→ **REQUIREMENTS**:
The data must be returned in full and exactly as given.

→ **ENTRIES SUPPLIED**:

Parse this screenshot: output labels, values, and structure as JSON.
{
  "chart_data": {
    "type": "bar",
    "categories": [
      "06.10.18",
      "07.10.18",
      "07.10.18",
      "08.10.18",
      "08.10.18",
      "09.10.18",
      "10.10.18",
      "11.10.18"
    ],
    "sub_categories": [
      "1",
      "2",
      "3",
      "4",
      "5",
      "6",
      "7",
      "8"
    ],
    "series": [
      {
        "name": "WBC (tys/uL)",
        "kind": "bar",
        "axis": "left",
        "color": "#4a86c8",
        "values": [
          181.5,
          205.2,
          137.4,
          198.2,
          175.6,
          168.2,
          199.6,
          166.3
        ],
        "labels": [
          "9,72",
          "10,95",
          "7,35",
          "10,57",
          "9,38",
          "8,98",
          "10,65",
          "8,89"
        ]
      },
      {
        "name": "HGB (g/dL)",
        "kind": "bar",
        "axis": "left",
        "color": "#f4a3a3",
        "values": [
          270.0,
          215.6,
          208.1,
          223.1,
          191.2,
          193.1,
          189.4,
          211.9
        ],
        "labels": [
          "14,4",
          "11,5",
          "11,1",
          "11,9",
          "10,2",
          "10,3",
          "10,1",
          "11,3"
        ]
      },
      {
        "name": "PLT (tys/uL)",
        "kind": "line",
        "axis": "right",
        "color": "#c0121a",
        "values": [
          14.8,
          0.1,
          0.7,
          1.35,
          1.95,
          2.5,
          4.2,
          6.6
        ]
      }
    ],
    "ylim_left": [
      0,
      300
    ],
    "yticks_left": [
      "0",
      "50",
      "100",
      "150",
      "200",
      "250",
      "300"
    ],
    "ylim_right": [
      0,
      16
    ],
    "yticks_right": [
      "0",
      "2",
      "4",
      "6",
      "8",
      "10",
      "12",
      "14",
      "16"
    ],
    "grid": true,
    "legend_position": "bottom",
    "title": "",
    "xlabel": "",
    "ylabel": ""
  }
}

→ **WRITTEN ANSWER**:
Parse this screenshot: output labels, values, and structure as JSON.
{
  "chart_data": {
    "type": "bar",
    "categories": [
      "06.10.18",
      "07.10.18",
      "07.10.18",
      "08.10.18",
      "08.10.18",
      "09.10.18",
      "10.10.18",
      "11.10.18"
    ],
    "sub_categories": [
      "1",
      "2",
      "3",
      "4",
      "5",
      "6",
      "7",
      "8"
    ],
    "series": [
      {
        "name": "WBC (tys/uL)",
        "kind": "bar",
        "axis": "left",
        "color": "#4a86c8",
        "values": [
          181.5,
          205.2,
          137.4,
          198.2,
          175.6,
          168.2,
          199.6,
          166.3
        ],
        "labels": [
          "9,72",
          "10,95",
          "7,35",
          "10,57",
          "9,38",
          "8,98",
          "10,65",
          "8,89"
        ]
      },
      {
        "name": "HGB (g/dL)",
        "kind": "bar",
        "axis": "left",
        "color": "#f4a3a3",
        "values": [
          270.0,
          215.6,
          208.1,
          223.1,
          191.2,
          193.1,
          189.4,
          211.9
        ],
        "labels": [
          "14,4",
          "11,5",
          "11,1",
          "11,9",
          "10,2",
          "10,3",
          "10,1",
          "11,3"
        ]
      },
      {
        "name": "PLT (tys/uL)",
        "kind": "line",
        "axis": "right",
        "color": "#c0121a",
        "values": [
          14.8,
          0.1,
          0.7,
          1.35,
          1.95,
          2.5,
          4.2,
          6.6
        ]
      }
    ],
    "ylim_left": [
      0,
      300
    ],
    "yticks_left": [
      "0",
      "50",
      "100",
      "150",
      "200",
      "250",
      "300"
    ],
    "ylim_right": [
      0,
      16
    ],
    "yticks_right": [
      "0",
      "2",
      "4",
      "6",
      "8",
      "10",
      "12",
      "14",
      "16"
    ],
    "grid": true,
    "legend_position": "bottom",
    "title": "",
    "xlabel": "",
    "ylabel": ""
  }
}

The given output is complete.